▶ [Work to do]: In the material below, identify each line bearing the word "will". Reproduce those lines.

## BEGIN Data excerpts

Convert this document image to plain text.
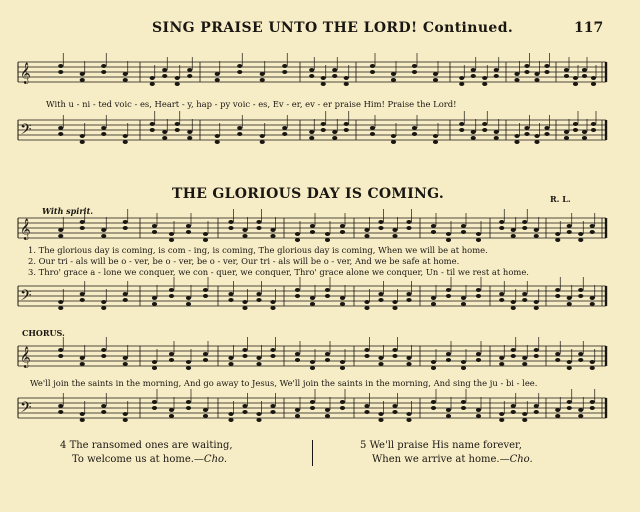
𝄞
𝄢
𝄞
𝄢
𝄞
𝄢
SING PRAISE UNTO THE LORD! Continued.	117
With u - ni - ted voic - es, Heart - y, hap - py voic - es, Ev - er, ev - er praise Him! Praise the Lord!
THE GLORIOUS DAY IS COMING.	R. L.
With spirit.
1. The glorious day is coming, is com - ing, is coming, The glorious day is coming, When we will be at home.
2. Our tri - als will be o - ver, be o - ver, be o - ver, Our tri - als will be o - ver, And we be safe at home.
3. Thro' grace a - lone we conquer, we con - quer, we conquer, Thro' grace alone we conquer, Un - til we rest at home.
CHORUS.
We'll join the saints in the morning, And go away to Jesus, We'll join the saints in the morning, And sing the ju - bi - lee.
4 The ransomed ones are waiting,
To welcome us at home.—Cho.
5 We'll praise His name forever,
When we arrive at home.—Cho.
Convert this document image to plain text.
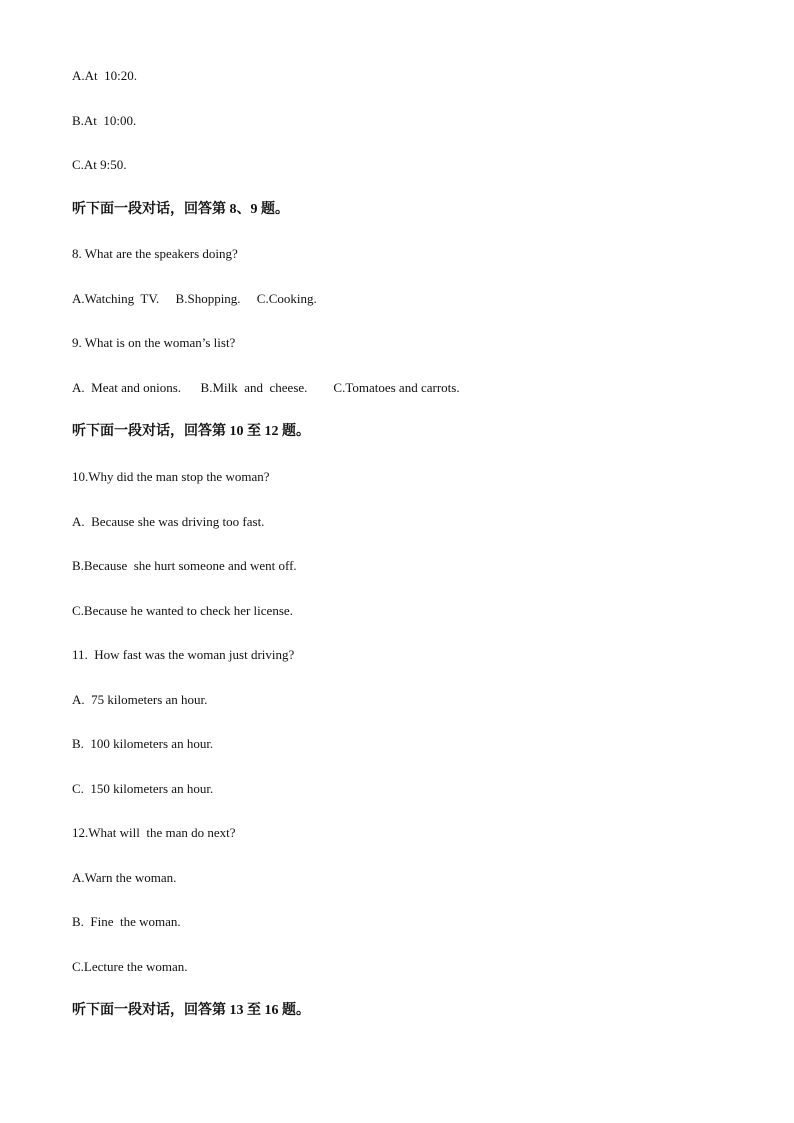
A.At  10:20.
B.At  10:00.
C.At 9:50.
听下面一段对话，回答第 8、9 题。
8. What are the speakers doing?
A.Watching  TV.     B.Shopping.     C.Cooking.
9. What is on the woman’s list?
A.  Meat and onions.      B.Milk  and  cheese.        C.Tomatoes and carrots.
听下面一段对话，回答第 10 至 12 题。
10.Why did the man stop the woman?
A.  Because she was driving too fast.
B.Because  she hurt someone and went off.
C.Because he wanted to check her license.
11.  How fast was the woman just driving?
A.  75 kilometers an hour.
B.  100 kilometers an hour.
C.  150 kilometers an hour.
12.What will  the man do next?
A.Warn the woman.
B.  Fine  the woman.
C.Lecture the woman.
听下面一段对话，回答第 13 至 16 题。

## END Data excerpts
## BEGIN Data excerpts

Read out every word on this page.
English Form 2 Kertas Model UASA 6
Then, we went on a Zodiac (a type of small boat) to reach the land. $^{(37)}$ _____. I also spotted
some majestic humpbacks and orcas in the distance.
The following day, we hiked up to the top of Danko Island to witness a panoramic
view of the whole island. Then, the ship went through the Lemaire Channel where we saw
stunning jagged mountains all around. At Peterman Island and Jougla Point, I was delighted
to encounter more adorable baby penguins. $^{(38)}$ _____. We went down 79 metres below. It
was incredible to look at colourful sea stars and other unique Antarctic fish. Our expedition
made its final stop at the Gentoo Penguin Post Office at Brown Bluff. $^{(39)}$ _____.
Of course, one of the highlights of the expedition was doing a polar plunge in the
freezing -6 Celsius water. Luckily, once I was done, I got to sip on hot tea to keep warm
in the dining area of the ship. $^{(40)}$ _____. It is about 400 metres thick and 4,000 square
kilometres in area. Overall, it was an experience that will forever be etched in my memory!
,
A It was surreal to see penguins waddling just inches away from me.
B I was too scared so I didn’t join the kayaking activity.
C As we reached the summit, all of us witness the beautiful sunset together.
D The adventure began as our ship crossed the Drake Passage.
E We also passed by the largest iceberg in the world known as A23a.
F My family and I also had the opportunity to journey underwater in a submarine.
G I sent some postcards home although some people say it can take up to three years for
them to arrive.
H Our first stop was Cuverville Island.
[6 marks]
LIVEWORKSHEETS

## END Data excerpts

▶ [Exercise result]:
1. The glorious day is coming, is com - ing, is coming, The glorious day is coming, When we will be at home.
2. Our tri - als will be o - ver, be o - ver, be o - ver, Our tri - als will be o - ver, And we be safe at home.
12.What will  the man do next?
kilometres in area. Overall, it was an experience that will forever be etched in my memory!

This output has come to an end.